[Task goal]
You are to retype all of the data exactly as it appears.

[Input]
┄┄┄┄┄┄┄┄┄┄

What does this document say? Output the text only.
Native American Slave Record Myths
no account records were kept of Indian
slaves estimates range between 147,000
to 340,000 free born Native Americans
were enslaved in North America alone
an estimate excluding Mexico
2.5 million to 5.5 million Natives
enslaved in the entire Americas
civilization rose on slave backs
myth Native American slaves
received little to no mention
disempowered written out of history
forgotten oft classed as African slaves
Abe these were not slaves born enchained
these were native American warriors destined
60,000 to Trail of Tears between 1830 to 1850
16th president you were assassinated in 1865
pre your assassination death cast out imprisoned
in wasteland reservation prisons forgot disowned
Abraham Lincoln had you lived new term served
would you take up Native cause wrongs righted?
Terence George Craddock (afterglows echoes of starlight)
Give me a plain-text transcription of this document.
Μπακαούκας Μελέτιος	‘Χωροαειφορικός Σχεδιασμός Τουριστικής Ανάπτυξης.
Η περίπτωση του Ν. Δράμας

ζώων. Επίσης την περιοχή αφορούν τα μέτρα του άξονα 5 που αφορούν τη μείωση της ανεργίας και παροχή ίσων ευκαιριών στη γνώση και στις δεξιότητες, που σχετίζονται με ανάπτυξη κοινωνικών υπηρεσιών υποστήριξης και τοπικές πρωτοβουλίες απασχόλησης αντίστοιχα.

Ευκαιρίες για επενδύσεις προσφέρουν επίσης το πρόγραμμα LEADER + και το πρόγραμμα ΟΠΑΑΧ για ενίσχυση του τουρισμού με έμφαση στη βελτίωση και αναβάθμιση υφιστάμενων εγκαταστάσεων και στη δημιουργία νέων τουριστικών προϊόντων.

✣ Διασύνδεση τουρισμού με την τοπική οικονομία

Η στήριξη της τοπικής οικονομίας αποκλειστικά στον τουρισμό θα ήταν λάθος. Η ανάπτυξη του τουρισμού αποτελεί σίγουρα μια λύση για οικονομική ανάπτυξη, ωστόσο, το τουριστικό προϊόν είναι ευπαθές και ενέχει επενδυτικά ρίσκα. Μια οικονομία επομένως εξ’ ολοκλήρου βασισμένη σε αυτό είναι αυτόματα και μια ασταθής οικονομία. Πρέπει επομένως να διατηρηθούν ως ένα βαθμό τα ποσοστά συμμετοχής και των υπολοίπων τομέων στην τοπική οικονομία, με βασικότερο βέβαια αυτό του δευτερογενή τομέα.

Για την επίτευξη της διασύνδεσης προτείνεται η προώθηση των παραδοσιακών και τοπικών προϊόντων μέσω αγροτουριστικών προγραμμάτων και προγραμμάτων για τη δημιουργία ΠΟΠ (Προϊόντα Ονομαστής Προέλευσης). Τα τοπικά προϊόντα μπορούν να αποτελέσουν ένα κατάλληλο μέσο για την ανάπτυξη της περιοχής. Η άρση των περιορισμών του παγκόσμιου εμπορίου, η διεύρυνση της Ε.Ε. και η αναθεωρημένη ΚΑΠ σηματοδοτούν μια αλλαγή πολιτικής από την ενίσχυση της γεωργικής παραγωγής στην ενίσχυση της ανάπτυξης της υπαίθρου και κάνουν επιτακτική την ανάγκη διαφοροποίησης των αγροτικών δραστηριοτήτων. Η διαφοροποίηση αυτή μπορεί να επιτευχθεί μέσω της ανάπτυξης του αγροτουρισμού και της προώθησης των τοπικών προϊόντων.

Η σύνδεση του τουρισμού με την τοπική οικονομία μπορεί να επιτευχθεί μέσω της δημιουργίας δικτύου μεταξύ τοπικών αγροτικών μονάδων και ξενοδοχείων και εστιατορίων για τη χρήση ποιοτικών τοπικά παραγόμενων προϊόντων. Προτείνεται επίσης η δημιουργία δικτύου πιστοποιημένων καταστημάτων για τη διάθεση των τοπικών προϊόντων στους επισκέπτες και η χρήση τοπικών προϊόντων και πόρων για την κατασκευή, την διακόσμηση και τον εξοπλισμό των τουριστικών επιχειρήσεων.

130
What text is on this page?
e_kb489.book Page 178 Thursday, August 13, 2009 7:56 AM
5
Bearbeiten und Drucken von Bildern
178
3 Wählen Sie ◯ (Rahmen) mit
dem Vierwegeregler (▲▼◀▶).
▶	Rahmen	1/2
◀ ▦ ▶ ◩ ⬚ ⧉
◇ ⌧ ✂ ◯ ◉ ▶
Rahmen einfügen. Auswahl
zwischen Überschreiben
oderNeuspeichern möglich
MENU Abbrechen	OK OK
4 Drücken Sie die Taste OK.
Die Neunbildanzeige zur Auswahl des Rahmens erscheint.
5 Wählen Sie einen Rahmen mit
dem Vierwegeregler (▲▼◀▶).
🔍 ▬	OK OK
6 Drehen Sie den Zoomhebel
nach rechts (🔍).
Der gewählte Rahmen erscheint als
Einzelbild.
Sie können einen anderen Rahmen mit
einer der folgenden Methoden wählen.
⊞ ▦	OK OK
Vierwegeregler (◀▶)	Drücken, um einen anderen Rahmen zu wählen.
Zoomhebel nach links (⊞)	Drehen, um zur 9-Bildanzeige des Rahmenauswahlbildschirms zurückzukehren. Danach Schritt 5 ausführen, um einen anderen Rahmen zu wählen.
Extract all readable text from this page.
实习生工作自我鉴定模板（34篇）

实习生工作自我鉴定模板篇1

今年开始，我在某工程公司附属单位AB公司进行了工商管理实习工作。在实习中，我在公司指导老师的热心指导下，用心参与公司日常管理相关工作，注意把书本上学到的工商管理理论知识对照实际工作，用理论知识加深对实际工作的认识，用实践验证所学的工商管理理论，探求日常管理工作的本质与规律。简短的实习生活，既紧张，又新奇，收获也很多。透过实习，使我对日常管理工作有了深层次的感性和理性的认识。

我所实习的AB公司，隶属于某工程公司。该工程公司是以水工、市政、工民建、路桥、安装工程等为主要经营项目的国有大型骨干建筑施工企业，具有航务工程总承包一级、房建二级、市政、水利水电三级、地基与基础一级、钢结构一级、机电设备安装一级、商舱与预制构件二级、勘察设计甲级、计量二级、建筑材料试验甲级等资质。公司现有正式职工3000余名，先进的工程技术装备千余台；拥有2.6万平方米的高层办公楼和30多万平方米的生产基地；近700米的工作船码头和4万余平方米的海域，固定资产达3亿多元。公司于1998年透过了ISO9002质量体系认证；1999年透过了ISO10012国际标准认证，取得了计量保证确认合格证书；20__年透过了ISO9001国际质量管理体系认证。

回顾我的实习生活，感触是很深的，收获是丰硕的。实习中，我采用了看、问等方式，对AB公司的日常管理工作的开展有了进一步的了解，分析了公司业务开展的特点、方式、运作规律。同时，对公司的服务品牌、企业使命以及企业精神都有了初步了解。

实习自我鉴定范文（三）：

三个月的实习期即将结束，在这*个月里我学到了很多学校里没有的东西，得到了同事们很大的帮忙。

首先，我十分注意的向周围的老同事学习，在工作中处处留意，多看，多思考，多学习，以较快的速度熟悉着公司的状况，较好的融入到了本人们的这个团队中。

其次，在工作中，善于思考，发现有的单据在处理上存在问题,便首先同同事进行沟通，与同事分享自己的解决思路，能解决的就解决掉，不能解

┄┄┄┄┄┄┄┄┄┄

[Solution for this task]
What does this document say? Output the text only.
Native American Slave Record Myths
no account records were kept of Indian
slaves estimates range between 147,000
to 340,000 free born Native Americans
were enslaved in North America alone
an estimate excluding Mexico
2.5 million to 5.5 million Natives
enslaved in the entire Americas
civilization rose on slave backs
myth Native American slaves
received little to no mention
disempowered written out of history
forgotten oft classed as African slaves
Abe these were not slaves born enchained
these were native American warriors destined
60,000 to Trail of Tears between 1830 to 1850
16th president you were assassinated in 1865
pre your assassination death cast out imprisoned
in wasteland reservation prisons forgot disowned
Abraham Lincoln had you lived new term served
would you take up Native cause wrongs righted?
Terence George Craddock (afterglows echoes of starlight)
Give me a plain-text transcription of this document.
Μπακαούκας Μελέτιος	‘Χωροαειφορικός Σχεδιασμός Τουριστικής Ανάπτυξης.
Η περίπτωση του Ν. Δράμας

ζώων. Επίσης την περιοχή αφορούν τα μέτρα του άξονα 5 που αφορούν τη μείωση της ανεργίας και παροχή ίσων ευκαιριών στη γνώση και στις δεξιότητες, που σχετίζονται με ανάπτυξη κοινωνικών υπηρεσιών υποστήριξης και τοπικές πρωτοβουλίες απασχόλησης αντίστοιχα.

Ευκαιρίες για επενδύσεις προσφέρουν επίσης το πρόγραμμα LEADER + και το πρόγραμμα ΟΠΑΑΧ για ενίσχυση του τουρισμού με έμφαση στη βελτίωση και αναβάθμιση υφιστάμενων εγκαταστάσεων και στη δημιουργία νέων τουριστικών προϊόντων.

✣ Διασύνδεση τουρισμού με την τοπική οικονομία

Η στήριξη της τοπικής οικονομίας αποκλειστικά στον τουρισμό θα ήταν λάθος. Η ανάπτυξη του τουρισμού αποτελεί σίγουρα μια λύση για οικονομική ανάπτυξη, ωστόσο, το τουριστικό προϊόν είναι ευπαθές και ενέχει επενδυτικά ρίσκα. Μια οικονομία επομένως εξ’ ολοκλήρου βασισμένη σε αυτό είναι αυτόματα και μια ασταθής οικονομία. Πρέπει επομένως να διατηρηθούν ως ένα βαθμό τα ποσοστά συμμετοχής και των υπολοίπων τομέων στην τοπική οικονομία, με βασικότερο βέβαια αυτό του δευτερογενή τομέα.

Για την επίτευξη της διασύνδεσης προτείνεται η προώθηση των παραδοσιακών και τοπικών προϊόντων μέσω αγροτουριστικών προγραμμάτων και προγραμμάτων για τη δημιουργία ΠΟΠ (Προϊόντα Ονομαστής Προέλευσης). Τα τοπικά προϊόντα μπορούν να αποτελέσουν ένα κατάλληλο μέσο για την ανάπτυξη της περιοχής. Η άρση των περιορισμών του παγκόσμιου εμπορίου, η διεύρυνση της Ε.Ε. και η αναθεωρημένη ΚΑΠ σηματοδοτούν μια αλλαγή πολιτικής από την ενίσχυση της γεωργικής παραγωγής στην ενίσχυση της ανάπτυξης της υπαίθρου και κάνουν επιτακτική την ανάγκη διαφοροποίησης των αγροτικών δραστηριοτήτων. Η διαφοροποίηση αυτή μπορεί να επιτευχθεί μέσω της ανάπτυξης του αγροτουρισμού και της προώθησης των τοπικών προϊόντων.

Η σύνδεση του τουρισμού με την τοπική οικονομία μπορεί να επιτευχθεί μέσω της δημιουργίας δικτύου μεταξύ τοπικών αγροτικών μονάδων και ξενοδοχείων και εστιατορίων για τη χρήση ποιοτικών τοπικά παραγόμενων προϊόντων. Προτείνεται επίσης η δημιουργία δικτύου πιστοποιημένων καταστημάτων για τη διάθεση των τοπικών προϊόντων στους επισκέπτες και η χρήση τοπικών προϊόντων και πόρων για την κατασκευή, την διακόσμηση και τον εξοπλισμό των τουριστικών επιχειρήσεων.

130
What text is on this page?
e_kb489.book Page 178 Thursday, August 13, 2009 7:56 AM
5
Bearbeiten und Drucken von Bildern
178
3 Wählen Sie ◯ (Rahmen) mit
dem Vierwegeregler (▲▼◀▶).
▶	Rahmen	1/2
◀ ▦ ▶ ◩ ⬚ ⧉
◇ ⌧ ✂ ◯ ◉ ▶
Rahmen einfügen. Auswahl
zwischen Überschreiben
oderNeuspeichern möglich
MENU Abbrechen	OK OK
4 Drücken Sie die Taste OK.
Die Neunbildanzeige zur Auswahl des Rahmens erscheint.
5 Wählen Sie einen Rahmen mit
dem Vierwegeregler (▲▼◀▶).
🔍 ▬	OK OK
6 Drehen Sie den Zoomhebel
nach rechts (🔍).
Der gewählte Rahmen erscheint als
Einzelbild.
Sie können einen anderen Rahmen mit
einer der folgenden Methoden wählen.
⊞ ▦	OK OK
Vierwegeregler (◀▶)	Drücken, um einen anderen Rahmen zu wählen.
Zoomhebel nach links (⊞)	Drehen, um zur 9-Bildanzeige des Rahmenauswahlbildschirms zurückzukehren. Danach Schritt 5 ausführen, um einen anderen Rahmen zu wählen.
Extract all readable text from this page.
实习生工作自我鉴定模板（34篇）

实习生工作自我鉴定模板篇1

今年开始，我在某工程公司附属单位AB公司进行了工商管理实习工作。在实习中，我在公司指导老师的热心指导下，用心参与公司日常管理相关工作，注意把书本上学到的工商管理理论知识对照实际工作，用理论知识加深对实际工作的认识，用实践验证所学的工商管理理论，探求日常管理工作的本质与规律。简短的实习生活，既紧张，又新奇，收获也很多。透过实习，使我对日常管理工作有了深层次的感性和理性的认识。

我所实习的AB公司，隶属于某工程公司。该工程公司是以水工、市政、工民建、路桥、安装工程等为主要经营项目的国有大型骨干建筑施工企业，具有航务工程总承包一级、房建二级、市政、水利水电三级、地基与基础一级、钢结构一级、机电设备安装一级、商舱与预制构件二级、勘察设计甲级、计量二级、建筑材料试验甲级等资质。公司现有正式职工3000余名，先进的工程技术装备千余台；拥有2.6万平方米的高层办公楼和30多万平方米的生产基地；近700米的工作船码头和4万余平方米的海域，固定资产达3亿多元。公司于1998年透过了ISO9002质量体系认证；1999年透过了ISO10012国际标准认证，取得了计量保证确认合格证书；20__年透过了ISO9001国际质量管理体系认证。

回顾我的实习生活，感触是很深的，收获是丰硕的。实习中，我采用了看、问等方式，对AB公司的日常管理工作的开展有了进一步的了解，分析了公司业务开展的特点、方式、运作规律。同时，对公司的服务品牌、企业使命以及企业精神都有了初步了解。

实习自我鉴定范文（三）：

三个月的实习期即将结束，在这*个月里我学到了很多学校里没有的东西，得到了同事们很大的帮忙。

首先，我十分注意的向周围的老同事学习，在工作中处处留意，多看，多思考，多学习，以较快的速度熟悉着公司的状况，较好的融入到了本人们的这个团队中。

其次，在工作中，善于思考，发现有的单据在处理上存在问题,便首先同同事进行沟通，与同事分享自己的解决思路，能解决的就解决掉，不能解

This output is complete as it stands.